(Records from a dataset)
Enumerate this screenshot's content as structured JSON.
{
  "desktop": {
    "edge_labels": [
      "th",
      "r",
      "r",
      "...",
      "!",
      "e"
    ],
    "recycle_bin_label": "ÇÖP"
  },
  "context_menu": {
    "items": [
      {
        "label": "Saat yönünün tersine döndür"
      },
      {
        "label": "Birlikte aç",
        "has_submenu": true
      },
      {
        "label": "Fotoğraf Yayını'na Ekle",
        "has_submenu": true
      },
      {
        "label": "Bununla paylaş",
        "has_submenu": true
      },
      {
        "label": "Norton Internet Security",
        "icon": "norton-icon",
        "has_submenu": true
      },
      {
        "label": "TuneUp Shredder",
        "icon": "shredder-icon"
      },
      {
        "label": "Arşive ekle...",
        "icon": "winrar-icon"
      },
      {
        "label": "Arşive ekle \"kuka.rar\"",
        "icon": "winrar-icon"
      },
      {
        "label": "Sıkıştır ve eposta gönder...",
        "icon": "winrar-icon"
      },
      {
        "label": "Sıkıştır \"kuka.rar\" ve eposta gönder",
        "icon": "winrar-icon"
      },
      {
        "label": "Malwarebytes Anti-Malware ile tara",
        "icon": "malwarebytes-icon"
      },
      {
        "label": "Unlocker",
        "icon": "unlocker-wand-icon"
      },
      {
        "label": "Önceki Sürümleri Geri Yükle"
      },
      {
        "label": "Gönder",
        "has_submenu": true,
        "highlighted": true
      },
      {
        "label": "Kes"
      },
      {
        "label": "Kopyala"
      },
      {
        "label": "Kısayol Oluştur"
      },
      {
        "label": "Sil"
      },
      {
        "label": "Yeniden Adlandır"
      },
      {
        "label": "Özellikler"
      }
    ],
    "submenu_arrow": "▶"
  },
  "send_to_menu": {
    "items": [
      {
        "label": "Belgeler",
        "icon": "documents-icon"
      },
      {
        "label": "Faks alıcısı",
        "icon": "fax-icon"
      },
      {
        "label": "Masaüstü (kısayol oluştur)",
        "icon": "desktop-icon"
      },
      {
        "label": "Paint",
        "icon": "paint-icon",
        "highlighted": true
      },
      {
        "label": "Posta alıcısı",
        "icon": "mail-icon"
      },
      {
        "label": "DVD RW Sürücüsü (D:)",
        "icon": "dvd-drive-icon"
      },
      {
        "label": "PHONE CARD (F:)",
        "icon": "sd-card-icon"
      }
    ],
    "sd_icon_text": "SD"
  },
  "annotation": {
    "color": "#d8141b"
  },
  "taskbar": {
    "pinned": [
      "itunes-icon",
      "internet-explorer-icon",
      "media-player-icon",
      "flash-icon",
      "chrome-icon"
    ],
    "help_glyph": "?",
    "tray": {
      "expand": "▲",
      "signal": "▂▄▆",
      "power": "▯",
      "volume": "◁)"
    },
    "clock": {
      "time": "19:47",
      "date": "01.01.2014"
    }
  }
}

** REQUIRED TASK **
Reproduce the records in full, exactly as written.

** ANSWER FOR THE TASK **
Enumerate this screenshot's content as structured JSON.
{
  "desktop": {
    "edge_labels": [
      "th",
      "r",
      "r",
      "...",
      "!",
      "e"
    ],
    "recycle_bin_label": "ÇÖP"
  },
  "context_menu": {
    "items": [
      {
        "label": "Saat yönünün tersine döndür"
      },
      {
        "label": "Birlikte aç",
        "has_submenu": true
      },
      {
        "label": "Fotoğraf Yayını'na Ekle",
        "has_submenu": true
      },
      {
        "label": "Bununla paylaş",
        "has_submenu": true
      },
      {
        "label": "Norton Internet Security",
        "icon": "norton-icon",
        "has_submenu": true
      },
      {
        "label": "TuneUp Shredder",
        "icon": "shredder-icon"
      },
      {
        "label": "Arşive ekle...",
        "icon": "winrar-icon"
      },
      {
        "label": "Arşive ekle \"kuka.rar\"",
        "icon": "winrar-icon"
      },
      {
        "label": "Sıkıştır ve eposta gönder...",
        "icon": "winrar-icon"
      },
      {
        "label": "Sıkıştır \"kuka.rar\" ve eposta gönder",
        "icon": "winrar-icon"
      },
      {
        "label": "Malwarebytes Anti-Malware ile tara",
        "icon": "malwarebytes-icon"
      },
      {
        "label": "Unlocker",
        "icon": "unlocker-wand-icon"
      },
      {
        "label": "Önceki Sürümleri Geri Yükle"
      },
      {
        "label": "Gönder",
        "has_submenu": true,
        "highlighted": true
      },
      {
        "label": "Kes"
      },
      {
        "label": "Kopyala"
      },
      {
        "label": "Kısayol Oluştur"
      },
      {
        "label": "Sil"
      },
      {
        "label": "Yeniden Adlandır"
      },
      {
        "label": "Özellikler"
      }
    ],
    "submenu_arrow": "▶"
  },
  "send_to_menu": {
    "items": [
      {
        "label": "Belgeler",
        "icon": "documents-icon"
      },
      {
        "label": "Faks alıcısı",
        "icon": "fax-icon"
      },
      {
        "label": "Masaüstü (kısayol oluştur)",
        "icon": "desktop-icon"
      },
      {
        "label": "Paint",
        "icon": "paint-icon",
        "highlighted": true
      },
      {
        "label": "Posta alıcısı",
        "icon": "mail-icon"
      },
      {
        "label": "DVD RW Sürücüsü (D:)",
        "icon": "dvd-drive-icon"
      },
      {
        "label": "PHONE CARD (F:)",
        "icon": "sd-card-icon"
      }
    ],
    "sd_icon_text": "SD"
  },
  "annotation": {
    "color": "#d8141b"
  },
  "taskbar": {
    "pinned": [
      "itunes-icon",
      "internet-explorer-icon",
      "media-player-icon",
      "flash-icon",
      "chrome-icon"
    ],
    "help_glyph": "?",
    "tray": {
      "expand": "▲",
      "signal": "▂▄▆",
      "power": "▯",
      "volume": "◁)"
    },
    "clock": {
      "time": "19:47",
      "date": "01.01.2014"
    }
  }
}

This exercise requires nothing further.